**PROBLEM REQUIREMENTS:**
From the entries below, count every line that contains the word "What". Please give the number and nothing else.

**DATASET:**
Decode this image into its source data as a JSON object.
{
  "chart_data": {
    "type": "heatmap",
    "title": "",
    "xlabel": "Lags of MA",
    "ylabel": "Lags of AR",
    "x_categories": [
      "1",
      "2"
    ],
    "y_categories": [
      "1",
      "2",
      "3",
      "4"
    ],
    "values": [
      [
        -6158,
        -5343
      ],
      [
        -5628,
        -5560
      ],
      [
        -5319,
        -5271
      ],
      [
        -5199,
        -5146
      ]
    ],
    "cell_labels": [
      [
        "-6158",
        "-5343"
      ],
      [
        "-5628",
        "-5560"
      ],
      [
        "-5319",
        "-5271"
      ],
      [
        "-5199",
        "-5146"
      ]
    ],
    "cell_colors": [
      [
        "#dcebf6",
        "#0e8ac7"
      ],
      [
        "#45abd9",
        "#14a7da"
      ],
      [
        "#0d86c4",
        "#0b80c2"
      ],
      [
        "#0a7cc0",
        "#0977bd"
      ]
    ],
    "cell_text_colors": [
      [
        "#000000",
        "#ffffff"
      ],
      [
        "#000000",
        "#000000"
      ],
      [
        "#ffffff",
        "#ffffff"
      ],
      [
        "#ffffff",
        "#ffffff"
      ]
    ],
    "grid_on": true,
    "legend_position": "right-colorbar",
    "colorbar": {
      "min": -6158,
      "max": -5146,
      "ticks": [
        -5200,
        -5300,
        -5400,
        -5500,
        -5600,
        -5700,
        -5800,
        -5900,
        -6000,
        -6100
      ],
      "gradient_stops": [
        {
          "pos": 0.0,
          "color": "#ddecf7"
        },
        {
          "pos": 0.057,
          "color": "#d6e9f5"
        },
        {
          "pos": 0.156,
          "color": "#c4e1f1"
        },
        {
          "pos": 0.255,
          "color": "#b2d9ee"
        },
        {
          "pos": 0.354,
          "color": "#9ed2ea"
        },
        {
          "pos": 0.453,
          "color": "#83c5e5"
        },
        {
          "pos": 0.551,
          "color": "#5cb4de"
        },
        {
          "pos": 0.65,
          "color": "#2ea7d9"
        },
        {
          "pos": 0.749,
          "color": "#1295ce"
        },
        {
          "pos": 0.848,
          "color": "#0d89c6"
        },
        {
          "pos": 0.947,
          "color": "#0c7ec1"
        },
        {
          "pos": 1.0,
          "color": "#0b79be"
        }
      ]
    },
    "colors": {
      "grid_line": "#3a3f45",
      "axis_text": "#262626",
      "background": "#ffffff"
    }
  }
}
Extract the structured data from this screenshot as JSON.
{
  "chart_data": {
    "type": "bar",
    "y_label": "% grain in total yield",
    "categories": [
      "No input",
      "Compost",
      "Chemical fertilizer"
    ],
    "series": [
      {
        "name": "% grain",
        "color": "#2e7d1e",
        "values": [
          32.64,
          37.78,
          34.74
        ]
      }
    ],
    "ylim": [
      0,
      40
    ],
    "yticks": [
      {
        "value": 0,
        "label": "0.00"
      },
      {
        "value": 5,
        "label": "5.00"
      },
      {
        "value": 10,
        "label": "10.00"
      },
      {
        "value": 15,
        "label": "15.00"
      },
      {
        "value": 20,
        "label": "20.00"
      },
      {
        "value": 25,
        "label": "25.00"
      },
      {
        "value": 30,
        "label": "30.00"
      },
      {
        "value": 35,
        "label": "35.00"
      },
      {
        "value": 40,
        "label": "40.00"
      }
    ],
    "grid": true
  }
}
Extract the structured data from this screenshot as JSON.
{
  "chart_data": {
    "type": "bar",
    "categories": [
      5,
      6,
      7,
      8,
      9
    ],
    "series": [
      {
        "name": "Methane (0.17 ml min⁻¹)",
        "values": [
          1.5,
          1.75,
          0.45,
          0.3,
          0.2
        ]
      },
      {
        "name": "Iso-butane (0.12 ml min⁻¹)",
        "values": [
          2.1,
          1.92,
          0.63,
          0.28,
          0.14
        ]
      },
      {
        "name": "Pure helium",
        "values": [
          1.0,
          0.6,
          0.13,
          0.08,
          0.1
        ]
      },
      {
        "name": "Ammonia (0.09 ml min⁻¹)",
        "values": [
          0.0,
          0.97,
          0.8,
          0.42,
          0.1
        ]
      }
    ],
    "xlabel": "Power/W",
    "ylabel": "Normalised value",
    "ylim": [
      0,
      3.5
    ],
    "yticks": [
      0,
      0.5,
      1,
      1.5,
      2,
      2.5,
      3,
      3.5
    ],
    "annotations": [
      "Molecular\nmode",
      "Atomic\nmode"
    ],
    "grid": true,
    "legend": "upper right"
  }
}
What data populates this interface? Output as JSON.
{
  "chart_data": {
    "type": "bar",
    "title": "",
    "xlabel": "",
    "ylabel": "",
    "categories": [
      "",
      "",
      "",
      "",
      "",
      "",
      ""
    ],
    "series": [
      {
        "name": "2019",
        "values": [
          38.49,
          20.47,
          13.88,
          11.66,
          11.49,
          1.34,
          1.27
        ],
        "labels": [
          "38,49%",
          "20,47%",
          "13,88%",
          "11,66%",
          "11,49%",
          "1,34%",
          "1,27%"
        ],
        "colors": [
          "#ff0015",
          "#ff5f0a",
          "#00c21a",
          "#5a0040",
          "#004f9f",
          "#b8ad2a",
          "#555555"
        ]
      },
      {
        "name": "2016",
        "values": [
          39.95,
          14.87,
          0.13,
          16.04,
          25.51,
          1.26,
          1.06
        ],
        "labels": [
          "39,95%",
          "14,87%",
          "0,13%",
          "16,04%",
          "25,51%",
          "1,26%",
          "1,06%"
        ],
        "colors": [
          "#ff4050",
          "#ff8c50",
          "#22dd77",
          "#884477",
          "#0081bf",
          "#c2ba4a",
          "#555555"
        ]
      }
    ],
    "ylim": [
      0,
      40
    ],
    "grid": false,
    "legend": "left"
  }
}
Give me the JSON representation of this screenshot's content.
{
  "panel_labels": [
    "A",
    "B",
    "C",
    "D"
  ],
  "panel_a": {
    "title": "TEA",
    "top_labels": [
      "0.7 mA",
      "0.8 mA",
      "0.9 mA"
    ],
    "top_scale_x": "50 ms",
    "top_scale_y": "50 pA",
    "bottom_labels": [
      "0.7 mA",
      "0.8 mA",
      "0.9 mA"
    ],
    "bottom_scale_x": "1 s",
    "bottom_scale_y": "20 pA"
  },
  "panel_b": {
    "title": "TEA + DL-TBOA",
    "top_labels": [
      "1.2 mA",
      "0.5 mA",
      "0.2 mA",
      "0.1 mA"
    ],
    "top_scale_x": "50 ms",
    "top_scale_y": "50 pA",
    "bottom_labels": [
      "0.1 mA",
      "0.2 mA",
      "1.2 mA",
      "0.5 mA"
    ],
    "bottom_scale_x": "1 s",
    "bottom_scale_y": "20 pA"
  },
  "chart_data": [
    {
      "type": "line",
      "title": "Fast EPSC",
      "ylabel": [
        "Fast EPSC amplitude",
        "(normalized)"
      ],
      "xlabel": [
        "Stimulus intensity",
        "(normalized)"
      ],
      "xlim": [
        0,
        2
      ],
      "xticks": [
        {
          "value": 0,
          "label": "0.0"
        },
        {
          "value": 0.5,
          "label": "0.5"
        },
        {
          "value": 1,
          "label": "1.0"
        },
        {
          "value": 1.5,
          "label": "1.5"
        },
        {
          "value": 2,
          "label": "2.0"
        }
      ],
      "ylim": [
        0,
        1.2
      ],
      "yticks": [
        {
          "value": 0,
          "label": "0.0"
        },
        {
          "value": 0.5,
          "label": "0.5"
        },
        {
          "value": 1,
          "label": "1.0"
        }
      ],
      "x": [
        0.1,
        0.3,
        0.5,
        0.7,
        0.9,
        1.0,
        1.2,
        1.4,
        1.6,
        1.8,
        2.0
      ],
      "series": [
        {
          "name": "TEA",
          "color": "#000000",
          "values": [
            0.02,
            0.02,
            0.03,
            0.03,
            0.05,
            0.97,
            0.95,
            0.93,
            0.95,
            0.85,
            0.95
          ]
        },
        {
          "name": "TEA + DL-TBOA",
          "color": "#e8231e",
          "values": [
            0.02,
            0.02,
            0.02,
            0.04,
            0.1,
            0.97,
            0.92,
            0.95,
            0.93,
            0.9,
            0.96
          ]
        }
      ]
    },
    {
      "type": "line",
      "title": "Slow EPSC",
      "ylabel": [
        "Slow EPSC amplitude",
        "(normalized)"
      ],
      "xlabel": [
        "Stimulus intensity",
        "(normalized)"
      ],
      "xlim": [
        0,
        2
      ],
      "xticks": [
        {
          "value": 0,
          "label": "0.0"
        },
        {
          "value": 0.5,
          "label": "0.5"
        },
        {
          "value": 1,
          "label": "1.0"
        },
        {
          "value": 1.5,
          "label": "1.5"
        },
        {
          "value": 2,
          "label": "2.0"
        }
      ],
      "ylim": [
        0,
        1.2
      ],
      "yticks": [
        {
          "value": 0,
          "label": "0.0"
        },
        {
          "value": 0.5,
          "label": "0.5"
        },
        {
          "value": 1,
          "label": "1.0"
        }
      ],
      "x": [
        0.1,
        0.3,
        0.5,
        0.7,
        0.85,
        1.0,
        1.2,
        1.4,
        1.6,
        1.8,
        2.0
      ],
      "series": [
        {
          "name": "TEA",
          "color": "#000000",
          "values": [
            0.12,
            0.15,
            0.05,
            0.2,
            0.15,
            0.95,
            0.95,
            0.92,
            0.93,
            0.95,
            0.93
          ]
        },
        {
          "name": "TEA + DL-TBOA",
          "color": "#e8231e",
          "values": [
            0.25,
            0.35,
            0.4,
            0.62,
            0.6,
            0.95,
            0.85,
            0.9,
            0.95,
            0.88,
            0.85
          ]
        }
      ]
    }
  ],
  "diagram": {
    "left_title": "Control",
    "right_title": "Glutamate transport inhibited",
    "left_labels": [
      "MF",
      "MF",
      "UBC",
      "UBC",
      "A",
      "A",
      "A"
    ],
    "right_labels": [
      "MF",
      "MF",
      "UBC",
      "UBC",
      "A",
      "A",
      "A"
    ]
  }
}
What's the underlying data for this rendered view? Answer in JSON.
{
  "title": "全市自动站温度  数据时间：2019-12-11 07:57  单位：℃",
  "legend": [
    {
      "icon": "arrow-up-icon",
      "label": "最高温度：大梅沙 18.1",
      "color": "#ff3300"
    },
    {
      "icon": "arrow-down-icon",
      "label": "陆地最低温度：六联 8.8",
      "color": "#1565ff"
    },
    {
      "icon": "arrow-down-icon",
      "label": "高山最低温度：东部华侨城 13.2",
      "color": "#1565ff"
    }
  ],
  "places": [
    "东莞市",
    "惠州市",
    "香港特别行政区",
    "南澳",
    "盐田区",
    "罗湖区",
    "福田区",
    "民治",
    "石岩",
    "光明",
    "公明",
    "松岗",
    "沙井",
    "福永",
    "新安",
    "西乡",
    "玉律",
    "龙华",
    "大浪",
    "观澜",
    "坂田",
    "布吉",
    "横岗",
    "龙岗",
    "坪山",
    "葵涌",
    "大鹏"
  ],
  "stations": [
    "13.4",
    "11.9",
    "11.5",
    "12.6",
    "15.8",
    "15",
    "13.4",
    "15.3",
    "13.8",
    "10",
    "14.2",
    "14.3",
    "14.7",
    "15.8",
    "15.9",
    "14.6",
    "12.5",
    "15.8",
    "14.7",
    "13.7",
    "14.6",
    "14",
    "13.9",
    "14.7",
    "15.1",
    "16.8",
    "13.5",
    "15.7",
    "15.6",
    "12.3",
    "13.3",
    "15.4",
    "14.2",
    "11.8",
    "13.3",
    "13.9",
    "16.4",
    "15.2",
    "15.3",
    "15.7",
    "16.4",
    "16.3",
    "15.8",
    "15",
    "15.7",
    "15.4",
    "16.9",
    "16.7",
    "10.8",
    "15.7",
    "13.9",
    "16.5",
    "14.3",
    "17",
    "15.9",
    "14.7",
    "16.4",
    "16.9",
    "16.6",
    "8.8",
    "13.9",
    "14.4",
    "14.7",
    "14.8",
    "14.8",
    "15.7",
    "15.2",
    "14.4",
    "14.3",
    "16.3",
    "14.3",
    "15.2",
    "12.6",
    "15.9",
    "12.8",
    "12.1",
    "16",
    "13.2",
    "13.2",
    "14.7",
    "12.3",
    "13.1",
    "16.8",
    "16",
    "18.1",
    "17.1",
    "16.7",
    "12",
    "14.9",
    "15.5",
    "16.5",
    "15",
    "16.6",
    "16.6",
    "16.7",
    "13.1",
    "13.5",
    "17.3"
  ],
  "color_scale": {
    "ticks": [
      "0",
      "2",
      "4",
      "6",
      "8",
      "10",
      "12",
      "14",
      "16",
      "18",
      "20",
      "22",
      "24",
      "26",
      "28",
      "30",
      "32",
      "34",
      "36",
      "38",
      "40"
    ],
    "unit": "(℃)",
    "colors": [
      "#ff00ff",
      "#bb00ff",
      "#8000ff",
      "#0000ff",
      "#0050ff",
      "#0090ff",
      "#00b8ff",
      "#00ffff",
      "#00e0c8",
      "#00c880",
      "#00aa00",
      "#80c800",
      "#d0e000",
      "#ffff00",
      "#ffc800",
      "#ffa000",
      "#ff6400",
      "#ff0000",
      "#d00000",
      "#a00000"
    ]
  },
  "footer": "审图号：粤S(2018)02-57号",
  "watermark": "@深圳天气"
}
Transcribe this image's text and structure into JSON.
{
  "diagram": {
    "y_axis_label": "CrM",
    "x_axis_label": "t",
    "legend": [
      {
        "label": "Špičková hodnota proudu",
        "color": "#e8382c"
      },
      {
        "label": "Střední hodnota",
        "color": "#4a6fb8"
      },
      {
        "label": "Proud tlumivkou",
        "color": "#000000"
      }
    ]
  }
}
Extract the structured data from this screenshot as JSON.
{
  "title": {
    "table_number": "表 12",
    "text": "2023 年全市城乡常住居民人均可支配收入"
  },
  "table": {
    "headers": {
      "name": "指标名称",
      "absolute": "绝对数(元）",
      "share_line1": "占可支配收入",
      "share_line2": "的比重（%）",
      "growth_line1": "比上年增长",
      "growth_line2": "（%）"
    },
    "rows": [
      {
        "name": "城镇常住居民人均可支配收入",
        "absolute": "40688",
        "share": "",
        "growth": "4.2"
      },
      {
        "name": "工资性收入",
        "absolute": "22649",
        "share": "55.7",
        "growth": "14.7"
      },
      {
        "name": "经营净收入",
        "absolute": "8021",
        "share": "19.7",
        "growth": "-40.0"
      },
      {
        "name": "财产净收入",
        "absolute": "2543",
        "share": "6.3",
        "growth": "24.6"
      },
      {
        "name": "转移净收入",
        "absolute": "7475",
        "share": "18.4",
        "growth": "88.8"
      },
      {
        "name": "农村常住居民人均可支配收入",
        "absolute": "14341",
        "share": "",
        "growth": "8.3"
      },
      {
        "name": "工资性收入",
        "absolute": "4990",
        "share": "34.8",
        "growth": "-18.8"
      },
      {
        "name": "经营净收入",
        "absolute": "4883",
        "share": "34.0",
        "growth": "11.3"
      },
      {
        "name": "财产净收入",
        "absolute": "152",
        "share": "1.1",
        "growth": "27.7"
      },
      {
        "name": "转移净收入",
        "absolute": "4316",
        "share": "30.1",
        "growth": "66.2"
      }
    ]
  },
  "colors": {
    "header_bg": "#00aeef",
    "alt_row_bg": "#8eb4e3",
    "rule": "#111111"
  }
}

**EXERCISE RESPONSE:**
2